Obvious financial must-haves and must-do’s aren’t included here, as most expats are aware of the need to save as well as spend, plan for retirement and allow for unlooked for medical emergencies by having private insurance. Unfortunately, ignoring the less obvious errors of judgement can easily lead to money problems for even the most careful expatriate.

The first suggestion involves keeping a separate emergency cash account with a balance which covers between three and six months’ everyday expenses. A sudden job loss or illness can mean anything from returning home for medical treatment to losing your work visa and having to move elsewhere in the short term. Having a separate cash account for such emergencies gives peace of mind and time to consider your options.

The cost of sending remittances back home is another expense which tends to be ignored, although charges for regular remittances can add up to large amounts over several years. Standard bank exchange rates are, to put it mildly, uncompetitive, and using a Forex broker can save considerable amounts. Watching your debt levels is boring but extremely important in the long term, especially if you’re maintaining a mortgage whilst working overseas. Overpaying by even a small amount can knock years off your mortgage debt and, of course, clearing your credit card bill monthly is essential in avoiding high interest charges.

Watching your broker or IFA like a hawk is an absolute necessity, as ‘conflicts of interest’ are par for the course once you’re outside your home country. Ask whether he or she works on a commission basis and make sure you’ve clarified fees due for switching investments and other such activities. Saving money on fees and extra charges is essential for keeping your investments on track and, if you’re at all doubtful about the service you’re getting, dump the IFA and find another one.

Checking your life insurance covers you where you are resident as well as in the home country is another often-ignored essential. Relying on your employer to provide cover isn’t a great idea as, should you lose or leave your job, your insurance cover will end. Having a goal for leaving your present country should be part of every expat’s financial plan, as however much you’re earning in your present job, it’s simply too easy to spend it all.

→ TASK DIRECTIONS
Reproduce the expat finance text word for word, between "Obvious financial must-haves" and "consider your options.", inclusive.

→ INFORMATION
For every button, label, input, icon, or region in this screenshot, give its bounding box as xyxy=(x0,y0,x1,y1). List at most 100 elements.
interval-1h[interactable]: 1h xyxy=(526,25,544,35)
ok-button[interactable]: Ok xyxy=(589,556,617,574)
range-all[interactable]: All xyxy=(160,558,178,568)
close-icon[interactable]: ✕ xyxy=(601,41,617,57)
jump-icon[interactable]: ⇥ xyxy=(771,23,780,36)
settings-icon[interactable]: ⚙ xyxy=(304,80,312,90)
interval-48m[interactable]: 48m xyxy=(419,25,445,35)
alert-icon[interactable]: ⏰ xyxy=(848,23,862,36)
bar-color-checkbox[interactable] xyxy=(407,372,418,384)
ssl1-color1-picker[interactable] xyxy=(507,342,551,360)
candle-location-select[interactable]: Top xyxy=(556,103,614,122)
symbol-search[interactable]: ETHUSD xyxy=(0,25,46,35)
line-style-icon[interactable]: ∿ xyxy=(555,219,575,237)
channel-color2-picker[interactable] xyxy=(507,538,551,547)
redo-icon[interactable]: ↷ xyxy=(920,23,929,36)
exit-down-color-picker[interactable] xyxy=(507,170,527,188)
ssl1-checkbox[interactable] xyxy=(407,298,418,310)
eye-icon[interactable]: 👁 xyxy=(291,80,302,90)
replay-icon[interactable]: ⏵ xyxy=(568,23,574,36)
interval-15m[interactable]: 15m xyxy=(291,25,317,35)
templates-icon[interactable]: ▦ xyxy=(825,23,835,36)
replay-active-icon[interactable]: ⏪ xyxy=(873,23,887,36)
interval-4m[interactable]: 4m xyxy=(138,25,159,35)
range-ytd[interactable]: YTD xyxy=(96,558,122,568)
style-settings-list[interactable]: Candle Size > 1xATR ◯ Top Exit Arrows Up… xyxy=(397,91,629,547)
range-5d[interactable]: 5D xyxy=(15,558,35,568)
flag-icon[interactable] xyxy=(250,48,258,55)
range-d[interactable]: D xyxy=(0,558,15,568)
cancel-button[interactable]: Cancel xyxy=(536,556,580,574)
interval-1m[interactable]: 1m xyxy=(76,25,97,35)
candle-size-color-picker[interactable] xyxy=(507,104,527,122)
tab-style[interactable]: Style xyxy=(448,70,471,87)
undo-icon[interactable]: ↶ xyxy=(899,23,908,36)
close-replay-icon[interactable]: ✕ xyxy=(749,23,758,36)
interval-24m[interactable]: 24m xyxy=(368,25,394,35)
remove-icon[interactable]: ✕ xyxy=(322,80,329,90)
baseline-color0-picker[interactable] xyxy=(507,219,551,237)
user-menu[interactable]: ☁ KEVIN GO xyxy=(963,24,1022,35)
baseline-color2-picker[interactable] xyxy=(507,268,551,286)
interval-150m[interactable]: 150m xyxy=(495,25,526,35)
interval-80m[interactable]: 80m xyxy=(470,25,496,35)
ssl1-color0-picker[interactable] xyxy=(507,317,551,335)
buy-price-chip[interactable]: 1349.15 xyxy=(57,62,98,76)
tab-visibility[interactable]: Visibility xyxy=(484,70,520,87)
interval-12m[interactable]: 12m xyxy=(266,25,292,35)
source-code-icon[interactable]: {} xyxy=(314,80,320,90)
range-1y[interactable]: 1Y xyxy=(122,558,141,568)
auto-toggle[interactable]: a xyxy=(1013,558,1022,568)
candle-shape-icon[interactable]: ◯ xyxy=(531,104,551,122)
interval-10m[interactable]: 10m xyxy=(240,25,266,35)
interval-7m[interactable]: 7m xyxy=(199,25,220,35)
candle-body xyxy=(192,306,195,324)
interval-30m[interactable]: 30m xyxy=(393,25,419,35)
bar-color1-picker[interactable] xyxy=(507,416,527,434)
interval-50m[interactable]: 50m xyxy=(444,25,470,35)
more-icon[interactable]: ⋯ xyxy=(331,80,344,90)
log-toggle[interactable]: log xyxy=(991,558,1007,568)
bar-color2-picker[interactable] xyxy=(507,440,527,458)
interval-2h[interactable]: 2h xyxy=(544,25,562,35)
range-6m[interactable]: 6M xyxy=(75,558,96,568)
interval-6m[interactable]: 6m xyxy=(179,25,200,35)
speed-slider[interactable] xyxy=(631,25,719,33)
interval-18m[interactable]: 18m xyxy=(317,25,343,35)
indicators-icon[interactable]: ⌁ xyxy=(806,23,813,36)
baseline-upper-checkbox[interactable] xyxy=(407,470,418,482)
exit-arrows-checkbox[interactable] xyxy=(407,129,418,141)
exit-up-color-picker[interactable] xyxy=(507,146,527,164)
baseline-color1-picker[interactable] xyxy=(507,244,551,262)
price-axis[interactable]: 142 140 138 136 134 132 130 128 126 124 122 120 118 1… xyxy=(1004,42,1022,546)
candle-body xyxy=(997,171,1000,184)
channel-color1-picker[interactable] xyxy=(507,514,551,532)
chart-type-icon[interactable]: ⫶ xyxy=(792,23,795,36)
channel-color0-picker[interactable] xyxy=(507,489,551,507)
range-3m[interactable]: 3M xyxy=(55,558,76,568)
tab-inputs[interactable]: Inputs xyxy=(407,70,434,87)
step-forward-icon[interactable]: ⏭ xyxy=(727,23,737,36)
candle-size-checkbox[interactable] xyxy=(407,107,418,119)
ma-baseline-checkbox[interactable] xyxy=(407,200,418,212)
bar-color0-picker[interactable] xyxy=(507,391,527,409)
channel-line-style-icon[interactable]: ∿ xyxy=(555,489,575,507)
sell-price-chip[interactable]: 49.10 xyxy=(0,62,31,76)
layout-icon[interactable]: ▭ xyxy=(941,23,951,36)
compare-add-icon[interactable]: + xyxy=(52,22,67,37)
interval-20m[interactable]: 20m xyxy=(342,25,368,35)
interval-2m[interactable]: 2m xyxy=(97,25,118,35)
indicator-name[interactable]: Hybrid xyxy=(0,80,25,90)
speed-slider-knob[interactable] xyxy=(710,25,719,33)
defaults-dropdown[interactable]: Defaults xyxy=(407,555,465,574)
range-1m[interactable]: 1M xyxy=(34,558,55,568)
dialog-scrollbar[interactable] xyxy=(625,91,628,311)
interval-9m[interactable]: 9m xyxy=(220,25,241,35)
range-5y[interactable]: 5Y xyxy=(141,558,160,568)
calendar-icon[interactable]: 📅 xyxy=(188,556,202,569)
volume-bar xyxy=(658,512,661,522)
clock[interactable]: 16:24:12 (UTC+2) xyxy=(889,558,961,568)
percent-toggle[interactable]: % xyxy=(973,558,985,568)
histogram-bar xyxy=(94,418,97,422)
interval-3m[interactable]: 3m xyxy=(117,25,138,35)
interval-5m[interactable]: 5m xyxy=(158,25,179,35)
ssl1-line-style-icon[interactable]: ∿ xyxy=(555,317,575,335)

→ EXERCISE OUTPUT
Obvious financial must-haves and must-do’s aren’t included here, as most expats are aware of the need to save as well as spend, plan for retirement and allow for unlooked for medical emergencies by having private insurance. Unfortunately, ignoring the less obvious errors of judgement can easily lead to money problems for even the most careful expatriate.

The first suggestion involves keeping a separate emergency cash account with a balance which covers between three and six months’ everyday expenses. A sudden job loss or illness can mean anything from returning home for medical treatment to losing your work visa and having to move elsewhere in the short term. Having a separate cash account for such emergencies gives peace of mind and time to consider your options.